===== Extracted records
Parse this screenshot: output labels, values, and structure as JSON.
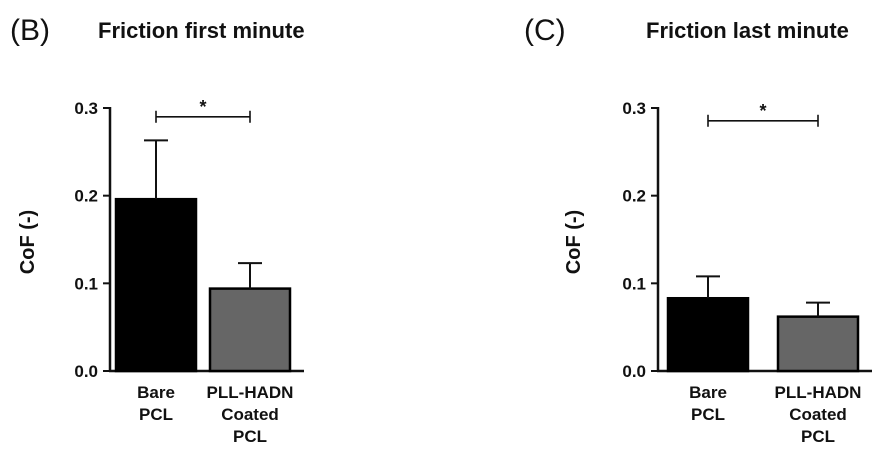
{
  "chart_data": [
    {
      "type": "bar",
      "panel_label": "(B)",
      "title": "Friction first minute",
      "ylabel": "CoF (-)",
      "ylim": [
        0,
        0.3
      ],
      "yticks": [
        "0.0",
        "0.1",
        "0.2",
        "0.3"
      ],
      "categories": [
        [
          "Bare",
          "PCL"
        ],
        [
          "PLL-HADN",
          "Coated",
          "PCL"
        ]
      ],
      "values": [
        0.196,
        0.094
      ],
      "errors": [
        0.067,
        0.029
      ],
      "colors": [
        "#000000",
        "#666666"
      ],
      "significance": {
        "between": [
          0,
          1
        ],
        "label": "*",
        "y": 0.29
      }
    },
    {
      "type": "bar",
      "panel_label": "(C)",
      "title": "Friction last minute",
      "ylabel": "CoF (-)",
      "ylim": [
        0,
        0.3
      ],
      "yticks": [
        "0.0",
        "0.1",
        "0.2",
        "0.3"
      ],
      "categories": [
        [
          "Bare",
          "PCL"
        ],
        [
          "PLL-HADN",
          "Coated",
          "PCL"
        ]
      ],
      "values": [
        0.083,
        0.062
      ],
      "errors": [
        0.025,
        0.016
      ],
      "colors": [
        "#000000",
        "#666666"
      ],
      "significance": {
        "between": [
          0,
          1
        ],
        "label": "*",
        "y": 0.29
      }
    }
  ]
}
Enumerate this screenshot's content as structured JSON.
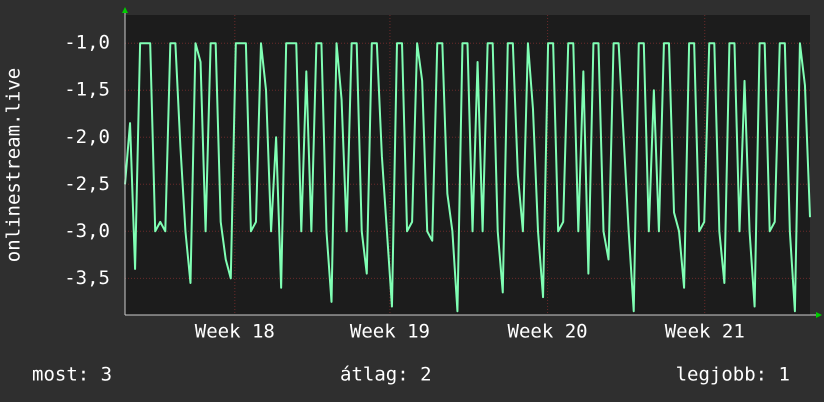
{
  "chart_data": {
    "type": "line",
    "y_label": "onlinestream.live",
    "series": [
      {
        "name": "onlinestream.live",
        "color": "#80ffb4",
        "values": [
          -2.5,
          -1.85,
          -3.4,
          -1.0,
          -1.0,
          -1.0,
          -3.0,
          -2.9,
          -3.0,
          -1.0,
          -1.0,
          -2.1,
          -3.0,
          -3.55,
          -1.0,
          -1.2,
          -3.0,
          -1.0,
          -1.0,
          -2.9,
          -3.3,
          -3.5,
          -1.0,
          -1.0,
          -1.0,
          -3.0,
          -2.9,
          -1.0,
          -1.5,
          -3.0,
          -2.0,
          -3.6,
          -1.0,
          -1.0,
          -1.0,
          -3.0,
          -1.3,
          -3.0,
          -1.0,
          -1.0,
          -3.0,
          -3.75,
          -1.0,
          -1.6,
          -3.0,
          -1.0,
          -1.0,
          -3.0,
          -3.45,
          -1.0,
          -1.0,
          -2.2,
          -3.0,
          -3.8,
          -1.0,
          -1.0,
          -3.0,
          -2.9,
          -1.0,
          -1.4,
          -3.0,
          -3.1,
          -1.0,
          -1.0,
          -2.6,
          -3.0,
          -3.85,
          -1.0,
          -1.0,
          -3.0,
          -1.2,
          -3.0,
          -1.0,
          -1.0,
          -3.0,
          -3.65,
          -1.0,
          -1.0,
          -2.4,
          -3.0,
          -1.0,
          -1.7,
          -3.0,
          -3.7,
          -1.0,
          -1.0,
          -3.0,
          -2.9,
          -1.0,
          -1.0,
          -3.0,
          -1.3,
          -3.45,
          -1.0,
          -1.0,
          -3.0,
          -3.3,
          -1.0,
          -1.0,
          -2.0,
          -3.0,
          -3.85,
          -1.0,
          -1.0,
          -3.0,
          -1.5,
          -3.0,
          -1.0,
          -1.0,
          -2.8,
          -3.0,
          -3.6,
          -1.0,
          -1.0,
          -3.0,
          -2.9,
          -1.0,
          -1.0,
          -3.0,
          -3.55,
          -1.0,
          -1.0,
          -3.0,
          -1.4,
          -3.0,
          -3.8,
          -1.0,
          -1.0,
          -3.0,
          -2.9,
          -1.0,
          -1.0,
          -3.0,
          -3.85,
          -1.0,
          -1.45,
          -2.85
        ]
      }
    ],
    "xlim": [
      0,
      136
    ],
    "xticks": [
      {
        "value": 21.8,
        "label": "Week 18"
      },
      {
        "value": 52.6,
        "label": "Week 19"
      },
      {
        "value": 83.9,
        "label": "Week 20"
      },
      {
        "value": 115.1,
        "label": "Week 21"
      }
    ],
    "ylim": [
      -3.89,
      -0.7
    ],
    "yticks": [
      {
        "value": -1,
        "label": "-1,0"
      },
      {
        "value": -1.5,
        "label": "-1,5"
      },
      {
        "value": -2,
        "label": "-2,0"
      },
      {
        "value": -2.5,
        "label": "-2,5"
      },
      {
        "value": -3,
        "label": "-3,0"
      },
      {
        "value": -3.5,
        "label": "-3,5"
      }
    ],
    "grid": true,
    "stats": [
      "most: 3",
      "átlag: 2",
      "legjobb: 1"
    ]
  }
}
==========
Requirements: In the lines above, find each one with "onlinestream" and list it.

The answer:
    "y_label": "onlinestream.live",
        "name": "onlinestream.live",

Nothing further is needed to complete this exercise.